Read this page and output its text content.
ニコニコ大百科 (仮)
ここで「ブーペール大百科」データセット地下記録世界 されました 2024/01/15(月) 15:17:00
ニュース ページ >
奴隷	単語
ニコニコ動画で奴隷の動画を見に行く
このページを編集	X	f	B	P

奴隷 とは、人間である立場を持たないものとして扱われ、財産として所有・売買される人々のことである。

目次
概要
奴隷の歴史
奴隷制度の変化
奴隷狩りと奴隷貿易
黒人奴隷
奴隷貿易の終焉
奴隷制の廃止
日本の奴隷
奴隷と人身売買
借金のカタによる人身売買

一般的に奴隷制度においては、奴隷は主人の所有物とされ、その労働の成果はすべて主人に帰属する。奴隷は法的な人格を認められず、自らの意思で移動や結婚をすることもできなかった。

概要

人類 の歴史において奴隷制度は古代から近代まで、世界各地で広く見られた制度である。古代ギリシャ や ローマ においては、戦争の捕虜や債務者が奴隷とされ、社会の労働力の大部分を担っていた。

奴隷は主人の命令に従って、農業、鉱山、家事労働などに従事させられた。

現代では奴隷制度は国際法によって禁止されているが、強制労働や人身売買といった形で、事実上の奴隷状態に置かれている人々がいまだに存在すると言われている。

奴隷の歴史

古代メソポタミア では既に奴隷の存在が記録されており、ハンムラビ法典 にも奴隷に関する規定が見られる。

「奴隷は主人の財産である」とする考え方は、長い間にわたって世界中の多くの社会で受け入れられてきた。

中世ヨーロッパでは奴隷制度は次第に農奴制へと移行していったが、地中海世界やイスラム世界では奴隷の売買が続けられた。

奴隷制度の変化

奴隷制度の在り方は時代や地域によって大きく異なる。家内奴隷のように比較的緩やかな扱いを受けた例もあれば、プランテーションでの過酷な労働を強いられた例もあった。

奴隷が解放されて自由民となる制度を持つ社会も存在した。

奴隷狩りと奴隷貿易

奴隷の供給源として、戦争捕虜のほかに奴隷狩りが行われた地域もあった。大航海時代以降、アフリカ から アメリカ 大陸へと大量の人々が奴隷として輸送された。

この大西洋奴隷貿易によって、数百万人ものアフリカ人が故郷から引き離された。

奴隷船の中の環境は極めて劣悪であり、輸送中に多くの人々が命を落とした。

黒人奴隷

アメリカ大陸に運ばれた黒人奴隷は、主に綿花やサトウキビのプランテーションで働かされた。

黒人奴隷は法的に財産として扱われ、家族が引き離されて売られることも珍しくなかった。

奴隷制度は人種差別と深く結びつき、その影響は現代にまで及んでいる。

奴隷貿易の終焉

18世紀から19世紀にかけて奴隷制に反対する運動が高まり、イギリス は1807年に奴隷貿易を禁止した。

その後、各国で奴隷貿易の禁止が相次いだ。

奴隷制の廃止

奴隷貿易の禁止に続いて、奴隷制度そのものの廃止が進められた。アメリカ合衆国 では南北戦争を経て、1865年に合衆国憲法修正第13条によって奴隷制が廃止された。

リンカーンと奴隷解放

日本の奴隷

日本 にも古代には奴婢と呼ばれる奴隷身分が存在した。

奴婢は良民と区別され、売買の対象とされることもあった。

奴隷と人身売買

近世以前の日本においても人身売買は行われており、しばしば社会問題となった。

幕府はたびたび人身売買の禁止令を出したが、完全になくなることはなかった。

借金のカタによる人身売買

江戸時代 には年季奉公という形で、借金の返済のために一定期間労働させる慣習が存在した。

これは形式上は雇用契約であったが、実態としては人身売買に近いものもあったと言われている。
◇ ◇ ◇ ◇ ◇
◆ **TASK DIRECTIONS**: Using the data above, print every record exactly as shown.

◆ **EXERCISE ANSWER**:
Read this page and output its text content.
ニコニコ大百科 (仮)
ここで「ブーペール大百科」データセット地下記録世界 されました 2024/01/15(月) 15:17:00
ニュース ページ >
奴隷	単語
ニコニコ動画で奴隷の動画を見に行く
このページを編集	X	f	B	P

奴隷 とは、人間である立場を持たないものとして扱われ、財産として所有・売買される人々のことである。

目次
概要
奴隷の歴史
奴隷制度の変化
奴隷狩りと奴隷貿易
黒人奴隷
奴隷貿易の終焉
奴隷制の廃止
日本の奴隷
奴隷と人身売買
借金のカタによる人身売買

一般的に奴隷制度においては、奴隷は主人の所有物とされ、その労働の成果はすべて主人に帰属する。奴隷は法的な人格を認められず、自らの意思で移動や結婚をすることもできなかった。

概要

人類 の歴史において奴隷制度は古代から近代まで、世界各地で広く見られた制度である。古代ギリシャ や ローマ においては、戦争の捕虜や債務者が奴隷とされ、社会の労働力の大部分を担っていた。

奴隷は主人の命令に従って、農業、鉱山、家事労働などに従事させられた。

現代では奴隷制度は国際法によって禁止されているが、強制労働や人身売買といった形で、事実上の奴隷状態に置かれている人々がいまだに存在すると言われている。

奴隷の歴史

古代メソポタミア では既に奴隷の存在が記録されており、ハンムラビ法典 にも奴隷に関する規定が見られる。

「奴隷は主人の財産である」とする考え方は、長い間にわたって世界中の多くの社会で受け入れられてきた。

中世ヨーロッパでは奴隷制度は次第に農奴制へと移行していったが、地中海世界やイスラム世界では奴隷の売買が続けられた。

奴隷制度の変化

奴隷制度の在り方は時代や地域によって大きく異なる。家内奴隷のように比較的緩やかな扱いを受けた例もあれば、プランテーションでの過酷な労働を強いられた例もあった。

奴隷が解放されて自由民となる制度を持つ社会も存在した。

奴隷狩りと奴隷貿易

奴隷の供給源として、戦争捕虜のほかに奴隷狩りが行われた地域もあった。大航海時代以降、アフリカ から アメリカ 大陸へと大量の人々が奴隷として輸送された。

この大西洋奴隷貿易によって、数百万人ものアフリカ人が故郷から引き離された。

奴隷船の中の環境は極めて劣悪であり、輸送中に多くの人々が命を落とした。

黒人奴隷

アメリカ大陸に運ばれた黒人奴隷は、主に綿花やサトウキビのプランテーションで働かされた。

黒人奴隷は法的に財産として扱われ、家族が引き離されて売られることも珍しくなかった。

奴隷制度は人種差別と深く結びつき、その影響は現代にまで及んでいる。

奴隷貿易の終焉

18世紀から19世紀にかけて奴隷制に反対する運動が高まり、イギリス は1807年に奴隷貿易を禁止した。

その後、各国で奴隷貿易の禁止が相次いだ。

奴隷制の廃止

奴隷貿易の禁止に続いて、奴隷制度そのものの廃止が進められた。アメリカ合衆国 では南北戦争を経て、1865年に合衆国憲法修正第13条によって奴隷制が廃止された。

リンカーンと奴隷解放

日本の奴隷

日本 にも古代には奴婢と呼ばれる奴隷身分が存在した。

奴婢は良民と区別され、売買の対象とされることもあった。

奴隷と人身売買

近世以前の日本においても人身売買は行われており、しばしば社会問題となった。

幕府はたびたび人身売買の禁止令を出したが、完全になくなることはなかった。

借金のカタによる人身売買

江戸時代 には年季奉公という形で、借金の返済のために一定期間労働させる慣習が存在した。

これは形式上は雇用契約であったが、実態としては人身売買に近いものもあったと言われている。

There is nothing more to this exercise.